Stored records:
=-=-=-=-=

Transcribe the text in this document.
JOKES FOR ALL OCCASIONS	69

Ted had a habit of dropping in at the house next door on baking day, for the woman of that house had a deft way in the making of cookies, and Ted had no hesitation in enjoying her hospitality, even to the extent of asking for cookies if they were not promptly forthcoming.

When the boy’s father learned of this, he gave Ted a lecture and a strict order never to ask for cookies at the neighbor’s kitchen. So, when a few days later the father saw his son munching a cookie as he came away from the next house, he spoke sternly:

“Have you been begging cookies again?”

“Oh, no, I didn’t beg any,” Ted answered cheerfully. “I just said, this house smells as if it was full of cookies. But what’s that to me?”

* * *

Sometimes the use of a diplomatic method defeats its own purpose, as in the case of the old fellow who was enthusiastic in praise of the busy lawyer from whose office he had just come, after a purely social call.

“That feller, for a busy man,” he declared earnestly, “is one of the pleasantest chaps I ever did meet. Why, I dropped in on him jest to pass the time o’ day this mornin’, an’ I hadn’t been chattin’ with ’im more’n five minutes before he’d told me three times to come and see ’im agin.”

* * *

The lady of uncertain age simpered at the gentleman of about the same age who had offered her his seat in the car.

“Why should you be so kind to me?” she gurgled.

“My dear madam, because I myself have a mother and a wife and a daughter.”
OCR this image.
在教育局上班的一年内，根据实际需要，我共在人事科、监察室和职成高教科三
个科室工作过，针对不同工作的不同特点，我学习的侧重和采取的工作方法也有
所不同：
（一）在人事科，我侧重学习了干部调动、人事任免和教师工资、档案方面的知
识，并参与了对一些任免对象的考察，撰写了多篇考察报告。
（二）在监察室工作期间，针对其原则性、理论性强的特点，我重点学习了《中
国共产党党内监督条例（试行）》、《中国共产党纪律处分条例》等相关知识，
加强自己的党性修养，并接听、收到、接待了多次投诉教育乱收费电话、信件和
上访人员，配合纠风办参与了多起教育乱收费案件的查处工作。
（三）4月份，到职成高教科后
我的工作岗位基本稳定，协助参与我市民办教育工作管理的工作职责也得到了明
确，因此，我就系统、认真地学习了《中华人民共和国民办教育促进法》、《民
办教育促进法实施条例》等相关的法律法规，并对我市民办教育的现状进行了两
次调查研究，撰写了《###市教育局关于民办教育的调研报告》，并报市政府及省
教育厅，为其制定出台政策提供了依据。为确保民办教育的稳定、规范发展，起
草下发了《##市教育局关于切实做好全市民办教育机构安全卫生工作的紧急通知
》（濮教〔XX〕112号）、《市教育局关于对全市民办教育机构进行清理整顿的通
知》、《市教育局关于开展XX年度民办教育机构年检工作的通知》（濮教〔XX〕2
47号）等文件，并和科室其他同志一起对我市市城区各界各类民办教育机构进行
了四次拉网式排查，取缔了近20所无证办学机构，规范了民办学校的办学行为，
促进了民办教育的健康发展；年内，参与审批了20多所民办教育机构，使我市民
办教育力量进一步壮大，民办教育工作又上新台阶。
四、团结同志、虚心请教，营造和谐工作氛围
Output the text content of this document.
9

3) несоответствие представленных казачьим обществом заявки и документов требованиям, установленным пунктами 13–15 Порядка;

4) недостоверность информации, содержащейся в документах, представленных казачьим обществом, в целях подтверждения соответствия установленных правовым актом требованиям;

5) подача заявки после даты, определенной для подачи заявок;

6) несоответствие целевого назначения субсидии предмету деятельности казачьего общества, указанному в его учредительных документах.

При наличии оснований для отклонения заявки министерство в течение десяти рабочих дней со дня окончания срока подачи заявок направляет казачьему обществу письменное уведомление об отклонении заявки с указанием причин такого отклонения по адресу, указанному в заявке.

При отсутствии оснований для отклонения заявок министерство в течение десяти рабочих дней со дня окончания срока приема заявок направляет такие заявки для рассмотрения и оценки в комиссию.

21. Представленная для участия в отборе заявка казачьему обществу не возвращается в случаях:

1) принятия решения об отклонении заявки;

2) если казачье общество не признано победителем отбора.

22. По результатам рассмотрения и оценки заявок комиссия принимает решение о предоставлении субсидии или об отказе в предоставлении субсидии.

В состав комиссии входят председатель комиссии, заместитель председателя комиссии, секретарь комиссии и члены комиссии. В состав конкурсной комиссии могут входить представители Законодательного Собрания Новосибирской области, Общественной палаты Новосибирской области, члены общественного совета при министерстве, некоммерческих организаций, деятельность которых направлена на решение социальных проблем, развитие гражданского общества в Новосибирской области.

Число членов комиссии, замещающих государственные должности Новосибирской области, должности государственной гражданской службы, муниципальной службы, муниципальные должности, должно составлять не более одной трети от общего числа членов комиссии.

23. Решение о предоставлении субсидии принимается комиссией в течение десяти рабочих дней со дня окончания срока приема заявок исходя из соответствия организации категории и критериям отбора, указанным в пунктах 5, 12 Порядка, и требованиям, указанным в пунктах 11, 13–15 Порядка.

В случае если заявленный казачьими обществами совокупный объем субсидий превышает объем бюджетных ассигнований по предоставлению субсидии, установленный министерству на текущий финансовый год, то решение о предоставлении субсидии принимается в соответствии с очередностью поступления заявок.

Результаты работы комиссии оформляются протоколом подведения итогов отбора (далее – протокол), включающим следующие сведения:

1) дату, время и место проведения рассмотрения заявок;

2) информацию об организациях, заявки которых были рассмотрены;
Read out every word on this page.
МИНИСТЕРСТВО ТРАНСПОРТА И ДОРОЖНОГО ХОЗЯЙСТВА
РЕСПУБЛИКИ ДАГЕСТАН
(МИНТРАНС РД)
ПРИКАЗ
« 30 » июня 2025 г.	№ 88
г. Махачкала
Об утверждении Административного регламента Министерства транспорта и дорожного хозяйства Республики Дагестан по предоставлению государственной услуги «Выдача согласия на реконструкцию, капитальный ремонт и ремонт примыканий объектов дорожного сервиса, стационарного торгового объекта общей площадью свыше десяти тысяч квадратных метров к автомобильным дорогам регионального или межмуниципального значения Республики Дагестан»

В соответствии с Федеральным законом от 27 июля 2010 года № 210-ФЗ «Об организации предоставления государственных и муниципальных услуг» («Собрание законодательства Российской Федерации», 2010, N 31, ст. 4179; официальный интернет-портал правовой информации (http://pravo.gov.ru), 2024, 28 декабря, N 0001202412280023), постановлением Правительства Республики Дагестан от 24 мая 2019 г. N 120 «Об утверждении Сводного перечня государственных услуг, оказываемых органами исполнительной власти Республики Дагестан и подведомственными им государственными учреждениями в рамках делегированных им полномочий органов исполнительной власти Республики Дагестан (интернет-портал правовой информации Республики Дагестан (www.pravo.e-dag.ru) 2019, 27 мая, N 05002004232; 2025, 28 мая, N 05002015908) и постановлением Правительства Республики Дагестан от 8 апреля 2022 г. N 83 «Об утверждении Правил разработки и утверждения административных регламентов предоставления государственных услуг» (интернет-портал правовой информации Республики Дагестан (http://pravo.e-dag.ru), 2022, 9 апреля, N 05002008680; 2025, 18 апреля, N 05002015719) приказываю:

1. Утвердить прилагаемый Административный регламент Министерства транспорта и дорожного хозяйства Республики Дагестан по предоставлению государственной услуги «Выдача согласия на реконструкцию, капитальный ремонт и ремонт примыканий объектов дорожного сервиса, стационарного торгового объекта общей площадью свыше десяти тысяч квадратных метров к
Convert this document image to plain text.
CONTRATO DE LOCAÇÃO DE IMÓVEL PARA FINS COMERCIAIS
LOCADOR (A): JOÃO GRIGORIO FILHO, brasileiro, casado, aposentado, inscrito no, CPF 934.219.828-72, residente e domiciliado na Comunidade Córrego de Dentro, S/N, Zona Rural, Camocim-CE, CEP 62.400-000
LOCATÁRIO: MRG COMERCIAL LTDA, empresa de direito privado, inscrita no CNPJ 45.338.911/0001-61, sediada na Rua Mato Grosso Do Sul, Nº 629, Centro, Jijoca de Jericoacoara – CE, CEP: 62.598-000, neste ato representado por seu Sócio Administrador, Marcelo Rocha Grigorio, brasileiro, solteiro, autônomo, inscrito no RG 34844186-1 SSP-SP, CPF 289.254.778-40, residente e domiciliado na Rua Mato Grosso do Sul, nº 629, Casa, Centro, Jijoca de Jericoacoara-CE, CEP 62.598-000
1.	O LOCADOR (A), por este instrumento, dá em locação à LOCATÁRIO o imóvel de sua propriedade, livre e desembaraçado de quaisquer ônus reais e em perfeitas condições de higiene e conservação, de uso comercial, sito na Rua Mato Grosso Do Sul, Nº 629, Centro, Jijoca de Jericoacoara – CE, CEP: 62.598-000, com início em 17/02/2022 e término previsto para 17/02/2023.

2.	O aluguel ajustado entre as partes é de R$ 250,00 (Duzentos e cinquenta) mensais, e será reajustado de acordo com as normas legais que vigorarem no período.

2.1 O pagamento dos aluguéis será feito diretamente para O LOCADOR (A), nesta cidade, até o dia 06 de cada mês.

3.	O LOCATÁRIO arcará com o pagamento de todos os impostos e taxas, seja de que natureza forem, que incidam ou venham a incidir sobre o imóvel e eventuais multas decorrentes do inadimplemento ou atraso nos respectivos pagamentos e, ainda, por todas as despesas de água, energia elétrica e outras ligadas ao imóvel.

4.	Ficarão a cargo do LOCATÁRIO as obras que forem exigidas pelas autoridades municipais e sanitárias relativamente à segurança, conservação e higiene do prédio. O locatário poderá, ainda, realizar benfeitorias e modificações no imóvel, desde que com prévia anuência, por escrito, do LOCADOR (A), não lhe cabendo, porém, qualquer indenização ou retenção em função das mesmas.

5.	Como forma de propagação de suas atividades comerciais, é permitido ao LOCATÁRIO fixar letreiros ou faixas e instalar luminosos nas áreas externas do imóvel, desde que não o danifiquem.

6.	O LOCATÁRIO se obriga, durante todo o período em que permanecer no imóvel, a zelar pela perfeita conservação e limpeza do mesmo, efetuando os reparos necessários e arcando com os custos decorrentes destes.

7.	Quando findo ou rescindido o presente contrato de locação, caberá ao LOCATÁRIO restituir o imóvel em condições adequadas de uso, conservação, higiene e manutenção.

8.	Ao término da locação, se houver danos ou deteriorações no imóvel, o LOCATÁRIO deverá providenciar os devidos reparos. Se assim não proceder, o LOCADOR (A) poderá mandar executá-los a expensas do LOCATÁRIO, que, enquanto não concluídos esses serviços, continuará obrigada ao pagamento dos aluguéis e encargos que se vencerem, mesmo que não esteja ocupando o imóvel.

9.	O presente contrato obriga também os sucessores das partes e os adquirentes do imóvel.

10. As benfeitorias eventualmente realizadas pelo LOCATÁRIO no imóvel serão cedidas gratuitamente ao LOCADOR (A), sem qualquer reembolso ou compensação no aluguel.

=-=-=-=-=

### Problem:
Each line in the data that holds the string "busy" should be found and copied.

### The output:
Sometimes the use of a diplomatic method defeats its own purpose, as in the case of the old fellow who was enthusiastic in praise of the busy lawyer from whose office he had just come, after a purely social call.
“That feller, for a busy man,” he declared earnestly, “is one of the pleasantest chaps I ever did meet. Why, I dropped in on him jest to pass the time o’ day this mornin’, an’ I hadn’t been chattin’ with ’im more’n five minutes before he’d told me three times to come and see ’im agin.”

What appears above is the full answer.